• [Stored data]:
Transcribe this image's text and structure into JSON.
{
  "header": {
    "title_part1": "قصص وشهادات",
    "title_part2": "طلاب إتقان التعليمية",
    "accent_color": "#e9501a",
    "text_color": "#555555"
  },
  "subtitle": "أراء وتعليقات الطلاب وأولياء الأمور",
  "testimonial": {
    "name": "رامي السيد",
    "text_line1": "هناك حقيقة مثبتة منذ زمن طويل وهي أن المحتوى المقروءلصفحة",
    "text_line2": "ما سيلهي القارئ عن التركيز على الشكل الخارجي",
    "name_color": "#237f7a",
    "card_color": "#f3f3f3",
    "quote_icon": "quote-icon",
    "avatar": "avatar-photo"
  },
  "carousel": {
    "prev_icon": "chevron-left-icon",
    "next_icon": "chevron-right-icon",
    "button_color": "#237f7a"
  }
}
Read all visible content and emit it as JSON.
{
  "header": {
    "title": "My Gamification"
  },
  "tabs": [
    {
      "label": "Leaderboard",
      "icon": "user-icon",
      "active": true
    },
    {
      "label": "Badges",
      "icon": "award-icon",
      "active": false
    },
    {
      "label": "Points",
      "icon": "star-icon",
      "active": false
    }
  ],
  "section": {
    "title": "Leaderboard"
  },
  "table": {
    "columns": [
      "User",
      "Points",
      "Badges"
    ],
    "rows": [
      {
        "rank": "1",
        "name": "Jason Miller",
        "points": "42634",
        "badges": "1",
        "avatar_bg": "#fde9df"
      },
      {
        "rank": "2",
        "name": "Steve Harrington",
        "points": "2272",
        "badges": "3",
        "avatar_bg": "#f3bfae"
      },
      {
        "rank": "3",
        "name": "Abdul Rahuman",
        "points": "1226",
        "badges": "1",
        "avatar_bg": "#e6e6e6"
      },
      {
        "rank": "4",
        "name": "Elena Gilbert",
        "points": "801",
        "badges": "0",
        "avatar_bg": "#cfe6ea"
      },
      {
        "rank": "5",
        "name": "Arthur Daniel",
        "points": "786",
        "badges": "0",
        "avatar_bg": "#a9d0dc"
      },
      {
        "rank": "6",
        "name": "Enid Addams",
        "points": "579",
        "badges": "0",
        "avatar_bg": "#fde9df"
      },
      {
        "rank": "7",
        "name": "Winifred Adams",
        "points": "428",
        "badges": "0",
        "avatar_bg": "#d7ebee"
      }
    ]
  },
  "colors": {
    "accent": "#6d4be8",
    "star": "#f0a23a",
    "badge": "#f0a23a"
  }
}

• [Your objective]:
Each entry above is to be set down again in exactly the same words.

• [Final result]:
Transcribe this image's text and structure into JSON.
{
  "header": {
    "title_part1": "قصص وشهادات",
    "title_part2": "طلاب إتقان التعليمية",
    "accent_color": "#e9501a",
    "text_color": "#555555"
  },
  "subtitle": "أراء وتعليقات الطلاب وأولياء الأمور",
  "testimonial": {
    "name": "رامي السيد",
    "text_line1": "هناك حقيقة مثبتة منذ زمن طويل وهي أن المحتوى المقروءلصفحة",
    "text_line2": "ما سيلهي القارئ عن التركيز على الشكل الخارجي",
    "name_color": "#237f7a",
    "card_color": "#f3f3f3",
    "quote_icon": "quote-icon",
    "avatar": "avatar-photo"
  },
  "carousel": {
    "prev_icon": "chevron-left-icon",
    "next_icon": "chevron-right-icon",
    "button_color": "#237f7a"
  }
}
Read all visible content and emit it as JSON.
{
  "header": {
    "title": "My Gamification"
  },
  "tabs": [
    {
      "label": "Leaderboard",
      "icon": "user-icon",
      "active": true
    },
    {
      "label": "Badges",
      "icon": "award-icon",
      "active": false
    },
    {
      "label": "Points",
      "icon": "star-icon",
      "active": false
    }
  ],
  "section": {
    "title": "Leaderboard"
  },
  "table": {
    "columns": [
      "User",
      "Points",
      "Badges"
    ],
    "rows": [
      {
        "rank": "1",
        "name": "Jason Miller",
        "points": "42634",
        "badges": "1",
        "avatar_bg": "#fde9df"
      },
      {
        "rank": "2",
        "name": "Steve Harrington",
        "points": "2272",
        "badges": "3",
        "avatar_bg": "#f3bfae"
      },
      {
        "rank": "3",
        "name": "Abdul Rahuman",
        "points": "1226",
        "badges": "1",
        "avatar_bg": "#e6e6e6"
      },
      {
        "rank": "4",
        "name": "Elena Gilbert",
        "points": "801",
        "badges": "0",
        "avatar_bg": "#cfe6ea"
      },
      {
        "rank": "5",
        "name": "Arthur Daniel",
        "points": "786",
        "badges": "0",
        "avatar_bg": "#a9d0dc"
      },
      {
        "rank": "6",
        "name": "Enid Addams",
        "points": "579",
        "badges": "0",
        "avatar_bg": "#fde9df"
      },
      {
        "rank": "7",
        "name": "Winifred Adams",
        "points": "428",
        "badges": "0",
        "avatar_bg": "#d7ebee"
      }
    ]
  },
  "colors": {
    "accent": "#6d4be8",
    "star": "#f0a23a",
    "badge": "#f0a23a"
  }
}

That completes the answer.